Work to be completed:
Scan the data below and report how many lines include the word "优秀共青团员". Nothing else is wanted.
- - - - -
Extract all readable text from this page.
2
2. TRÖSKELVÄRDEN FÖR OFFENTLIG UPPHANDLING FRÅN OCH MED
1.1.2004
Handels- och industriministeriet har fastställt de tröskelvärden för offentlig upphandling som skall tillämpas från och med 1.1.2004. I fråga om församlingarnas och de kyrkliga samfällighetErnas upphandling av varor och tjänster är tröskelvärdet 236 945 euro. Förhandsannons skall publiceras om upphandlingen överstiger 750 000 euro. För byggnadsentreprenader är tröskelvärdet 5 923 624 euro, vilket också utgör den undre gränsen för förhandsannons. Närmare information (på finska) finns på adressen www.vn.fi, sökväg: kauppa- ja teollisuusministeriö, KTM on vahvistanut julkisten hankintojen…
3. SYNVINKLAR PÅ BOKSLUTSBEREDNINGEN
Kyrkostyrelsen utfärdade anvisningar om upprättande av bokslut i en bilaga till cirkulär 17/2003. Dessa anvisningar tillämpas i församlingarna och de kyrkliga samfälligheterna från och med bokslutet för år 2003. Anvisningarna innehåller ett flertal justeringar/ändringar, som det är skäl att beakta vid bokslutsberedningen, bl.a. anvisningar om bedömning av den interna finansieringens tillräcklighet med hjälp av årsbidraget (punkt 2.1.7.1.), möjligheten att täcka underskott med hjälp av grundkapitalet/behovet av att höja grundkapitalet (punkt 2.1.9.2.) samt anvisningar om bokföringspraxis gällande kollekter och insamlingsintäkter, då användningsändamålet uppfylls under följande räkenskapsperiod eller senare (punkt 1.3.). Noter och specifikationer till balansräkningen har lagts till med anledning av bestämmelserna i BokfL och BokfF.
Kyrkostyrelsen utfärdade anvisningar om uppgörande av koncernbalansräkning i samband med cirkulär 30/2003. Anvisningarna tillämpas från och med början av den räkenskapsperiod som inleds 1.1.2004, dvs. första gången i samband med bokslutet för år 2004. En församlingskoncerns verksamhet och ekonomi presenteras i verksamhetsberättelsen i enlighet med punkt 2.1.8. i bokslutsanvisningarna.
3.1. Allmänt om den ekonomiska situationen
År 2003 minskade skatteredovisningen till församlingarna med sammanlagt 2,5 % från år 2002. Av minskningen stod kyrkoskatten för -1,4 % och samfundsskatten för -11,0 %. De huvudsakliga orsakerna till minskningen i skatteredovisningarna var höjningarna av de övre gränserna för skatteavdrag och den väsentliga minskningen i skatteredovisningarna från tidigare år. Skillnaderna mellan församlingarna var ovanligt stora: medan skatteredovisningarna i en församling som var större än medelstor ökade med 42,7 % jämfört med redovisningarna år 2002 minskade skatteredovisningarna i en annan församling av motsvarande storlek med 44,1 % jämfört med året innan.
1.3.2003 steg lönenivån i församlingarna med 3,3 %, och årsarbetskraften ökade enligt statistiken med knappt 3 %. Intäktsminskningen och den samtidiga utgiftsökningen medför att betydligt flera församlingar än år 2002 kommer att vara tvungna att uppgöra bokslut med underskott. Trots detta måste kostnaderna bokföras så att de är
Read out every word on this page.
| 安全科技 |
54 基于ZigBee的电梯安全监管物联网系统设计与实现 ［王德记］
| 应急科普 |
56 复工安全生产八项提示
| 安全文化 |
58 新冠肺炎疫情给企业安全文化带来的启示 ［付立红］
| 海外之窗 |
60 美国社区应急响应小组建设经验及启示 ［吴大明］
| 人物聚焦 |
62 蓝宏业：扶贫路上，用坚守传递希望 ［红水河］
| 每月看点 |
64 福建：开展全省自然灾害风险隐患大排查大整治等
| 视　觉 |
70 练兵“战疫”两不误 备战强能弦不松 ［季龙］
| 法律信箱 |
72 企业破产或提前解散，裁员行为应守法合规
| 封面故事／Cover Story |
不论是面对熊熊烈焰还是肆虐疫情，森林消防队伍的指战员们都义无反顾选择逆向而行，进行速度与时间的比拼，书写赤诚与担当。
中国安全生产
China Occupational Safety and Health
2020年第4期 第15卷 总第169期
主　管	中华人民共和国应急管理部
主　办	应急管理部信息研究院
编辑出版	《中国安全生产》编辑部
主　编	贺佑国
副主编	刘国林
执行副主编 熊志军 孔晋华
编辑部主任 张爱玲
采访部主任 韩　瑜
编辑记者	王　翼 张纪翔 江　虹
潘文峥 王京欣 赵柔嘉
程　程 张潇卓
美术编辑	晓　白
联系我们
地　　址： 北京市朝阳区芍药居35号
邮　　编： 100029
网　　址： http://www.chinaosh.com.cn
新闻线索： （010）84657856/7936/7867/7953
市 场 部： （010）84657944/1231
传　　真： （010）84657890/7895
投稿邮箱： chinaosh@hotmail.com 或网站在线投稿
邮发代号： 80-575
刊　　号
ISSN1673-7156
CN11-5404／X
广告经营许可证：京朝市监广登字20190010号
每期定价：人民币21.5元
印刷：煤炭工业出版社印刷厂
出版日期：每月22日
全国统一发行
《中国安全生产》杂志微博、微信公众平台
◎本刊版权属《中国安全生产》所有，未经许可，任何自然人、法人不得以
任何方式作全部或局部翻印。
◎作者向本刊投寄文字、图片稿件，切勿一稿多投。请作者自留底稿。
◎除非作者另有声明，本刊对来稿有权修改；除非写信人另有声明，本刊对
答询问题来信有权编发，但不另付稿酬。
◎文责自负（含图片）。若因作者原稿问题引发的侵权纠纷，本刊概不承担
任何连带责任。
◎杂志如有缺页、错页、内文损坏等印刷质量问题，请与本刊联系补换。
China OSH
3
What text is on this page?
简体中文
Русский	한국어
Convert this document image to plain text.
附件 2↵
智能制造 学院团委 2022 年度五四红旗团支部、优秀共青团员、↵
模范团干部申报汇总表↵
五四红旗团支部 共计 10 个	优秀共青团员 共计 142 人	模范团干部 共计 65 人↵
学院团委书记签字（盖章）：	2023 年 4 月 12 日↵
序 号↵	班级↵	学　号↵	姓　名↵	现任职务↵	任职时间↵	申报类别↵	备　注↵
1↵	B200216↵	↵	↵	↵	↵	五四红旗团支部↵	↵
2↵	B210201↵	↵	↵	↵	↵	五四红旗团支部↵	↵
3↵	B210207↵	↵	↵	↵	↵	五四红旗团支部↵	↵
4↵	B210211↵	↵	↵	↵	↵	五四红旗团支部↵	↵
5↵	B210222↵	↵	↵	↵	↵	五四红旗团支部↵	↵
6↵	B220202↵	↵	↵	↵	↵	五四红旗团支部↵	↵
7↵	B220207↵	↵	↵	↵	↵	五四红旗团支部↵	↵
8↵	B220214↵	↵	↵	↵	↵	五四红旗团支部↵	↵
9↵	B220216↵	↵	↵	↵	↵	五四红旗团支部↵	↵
- - - - -
Worked answer:
2